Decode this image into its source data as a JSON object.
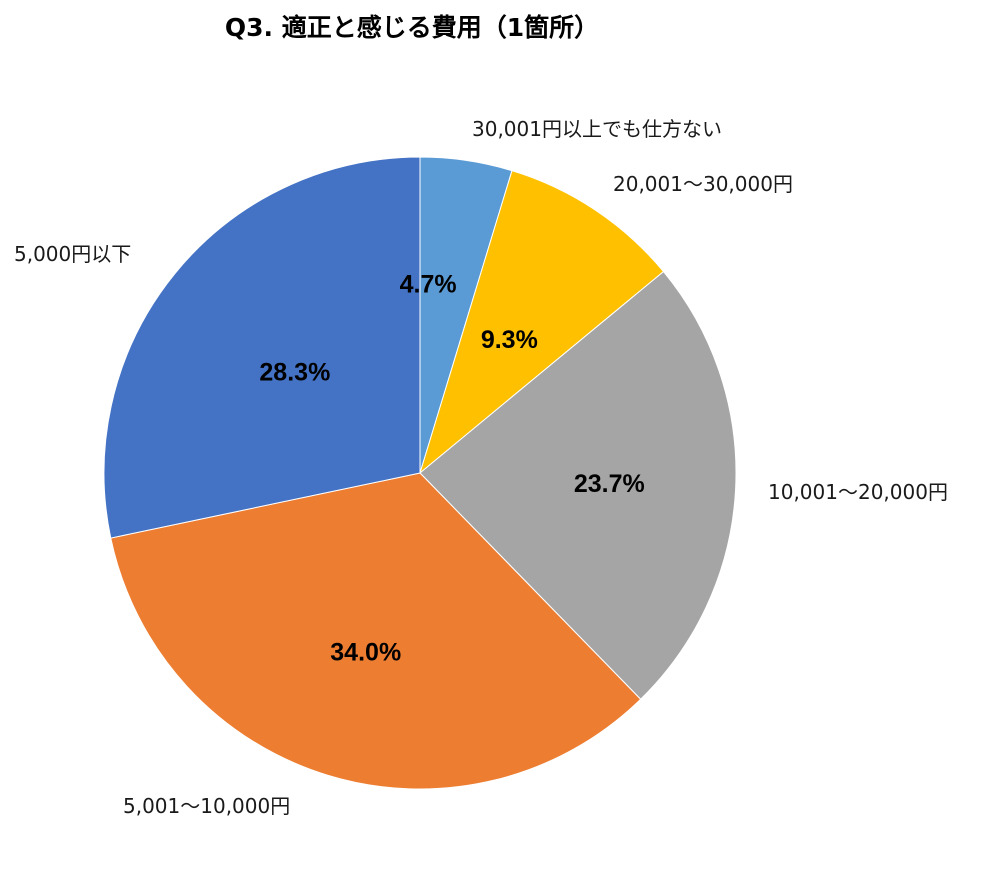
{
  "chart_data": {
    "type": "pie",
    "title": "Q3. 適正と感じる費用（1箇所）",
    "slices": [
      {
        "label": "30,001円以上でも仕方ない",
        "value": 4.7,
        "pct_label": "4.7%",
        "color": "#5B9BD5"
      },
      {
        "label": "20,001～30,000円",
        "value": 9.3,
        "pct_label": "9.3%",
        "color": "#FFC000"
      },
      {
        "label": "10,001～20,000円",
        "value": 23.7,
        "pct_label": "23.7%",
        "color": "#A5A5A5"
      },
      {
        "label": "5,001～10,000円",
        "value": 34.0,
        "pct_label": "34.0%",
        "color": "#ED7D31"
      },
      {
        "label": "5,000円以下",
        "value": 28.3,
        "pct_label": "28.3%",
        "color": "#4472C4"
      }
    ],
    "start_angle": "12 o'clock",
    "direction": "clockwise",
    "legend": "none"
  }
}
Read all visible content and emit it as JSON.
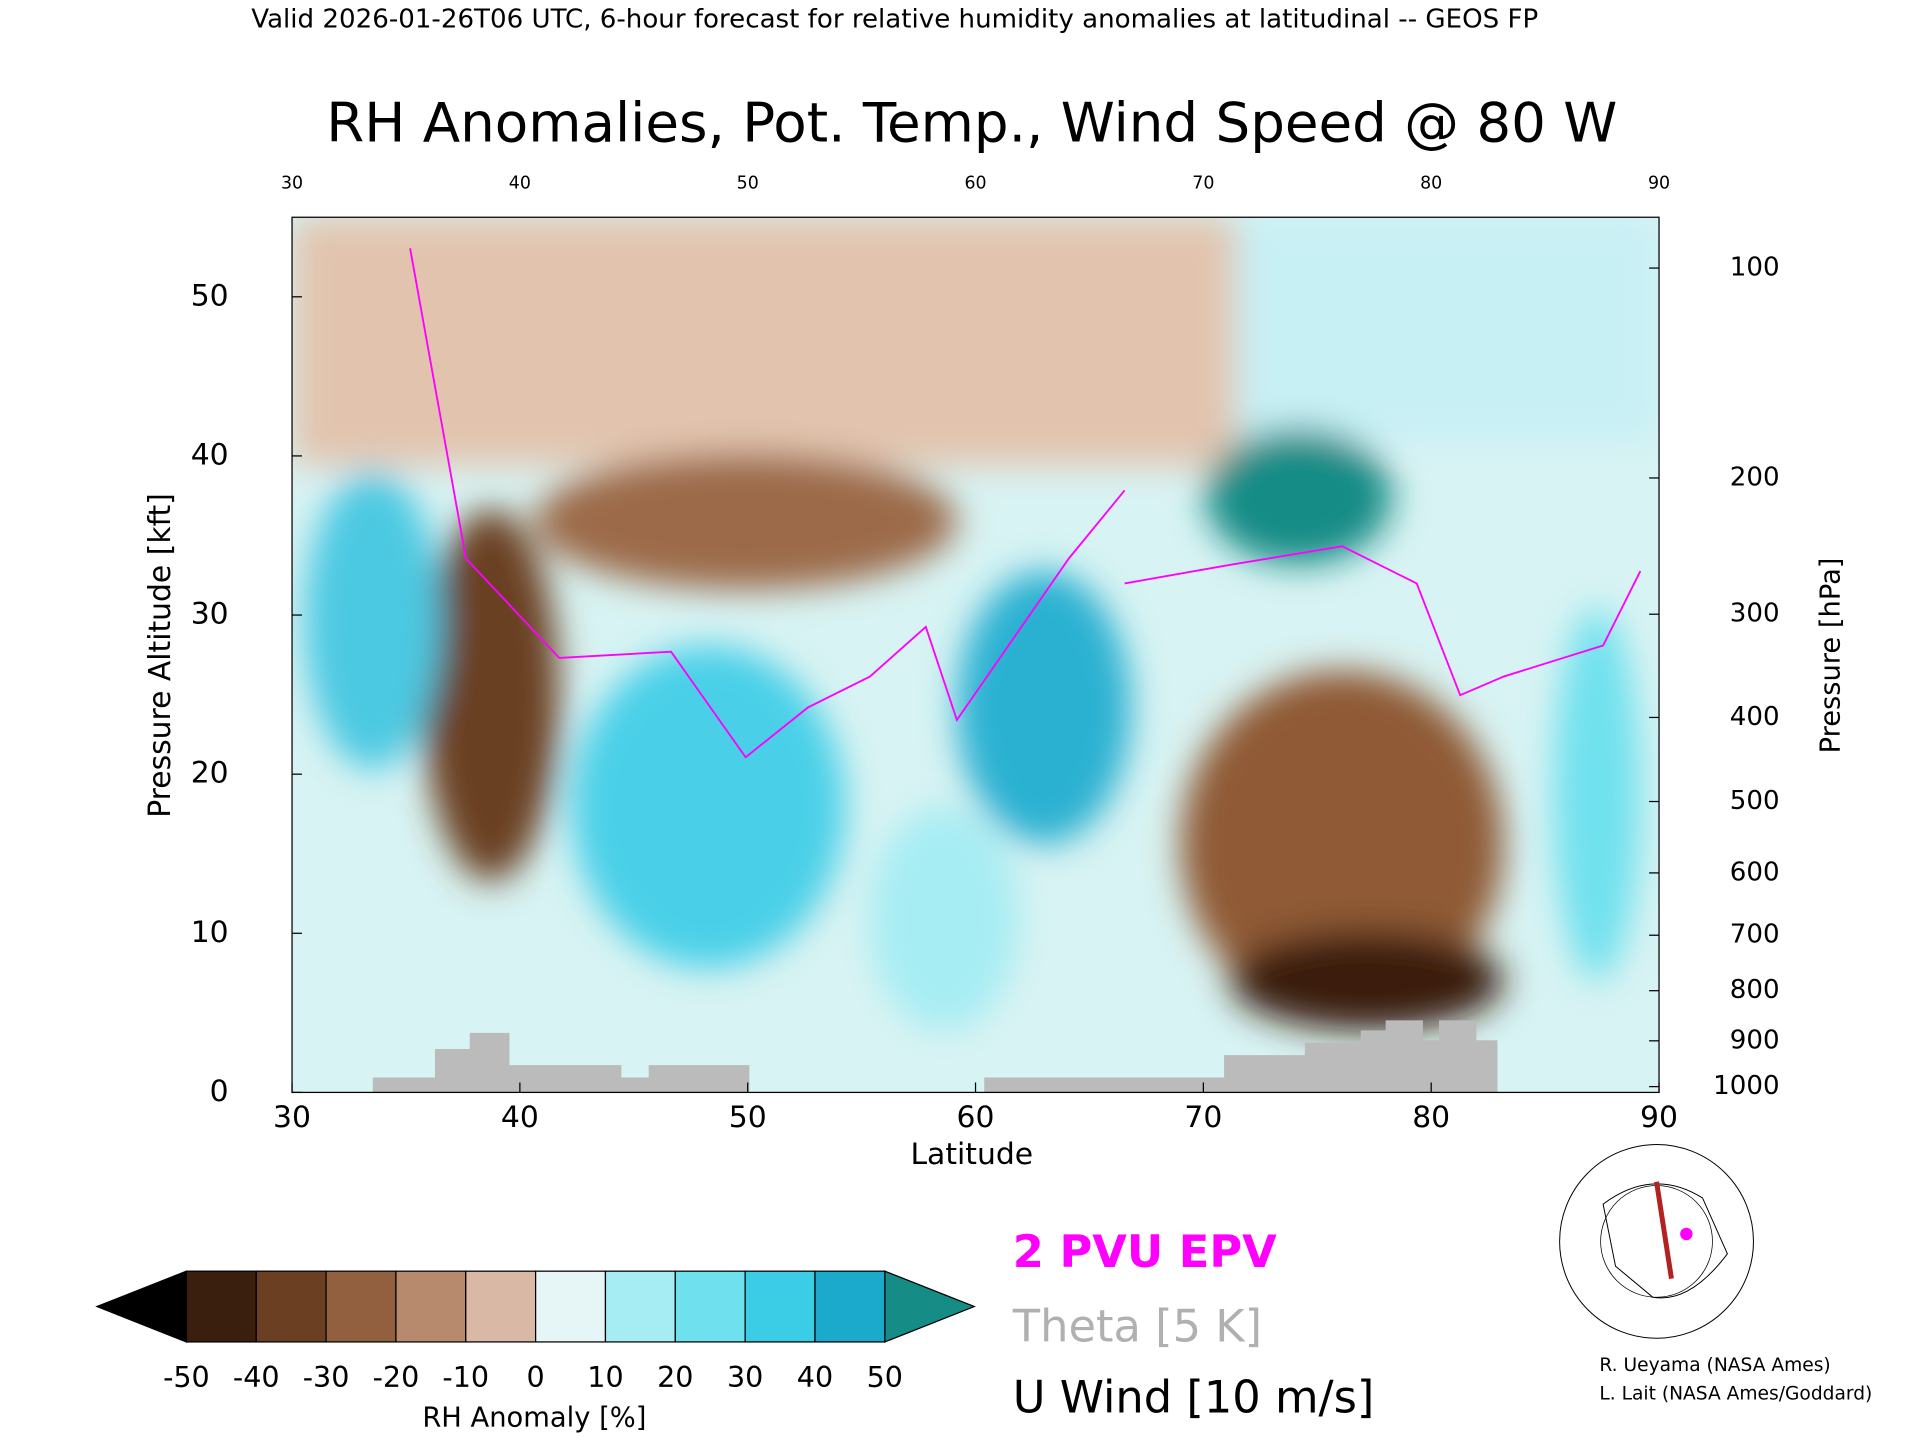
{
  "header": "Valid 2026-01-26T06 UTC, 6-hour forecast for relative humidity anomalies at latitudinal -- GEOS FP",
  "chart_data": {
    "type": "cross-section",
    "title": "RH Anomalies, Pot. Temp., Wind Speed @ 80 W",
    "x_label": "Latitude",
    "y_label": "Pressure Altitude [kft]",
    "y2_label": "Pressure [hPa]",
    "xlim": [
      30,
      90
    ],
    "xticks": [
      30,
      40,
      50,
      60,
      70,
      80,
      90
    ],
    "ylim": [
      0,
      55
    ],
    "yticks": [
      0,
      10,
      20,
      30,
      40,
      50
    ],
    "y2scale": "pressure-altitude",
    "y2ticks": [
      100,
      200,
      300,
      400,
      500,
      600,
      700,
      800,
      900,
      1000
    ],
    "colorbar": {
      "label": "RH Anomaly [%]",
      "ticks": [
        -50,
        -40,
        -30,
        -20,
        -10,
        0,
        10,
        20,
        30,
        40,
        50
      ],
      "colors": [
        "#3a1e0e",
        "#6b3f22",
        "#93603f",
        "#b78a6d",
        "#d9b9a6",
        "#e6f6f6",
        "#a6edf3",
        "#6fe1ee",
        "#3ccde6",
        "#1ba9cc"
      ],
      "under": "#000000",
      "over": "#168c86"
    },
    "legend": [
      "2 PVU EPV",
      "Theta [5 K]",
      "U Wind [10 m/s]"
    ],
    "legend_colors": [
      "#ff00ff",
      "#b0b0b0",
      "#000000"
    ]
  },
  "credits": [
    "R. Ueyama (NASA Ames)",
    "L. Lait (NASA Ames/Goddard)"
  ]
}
==*==
Your task is to list each line of the records with the word "title".

- **RESULT FOR THIS EXERCISE**
    "title": "Q3. 適正と感じる費用（1箇所）",
    "title": "RH Anomalies, Pot. Temp., Wind Speed @ 80 W",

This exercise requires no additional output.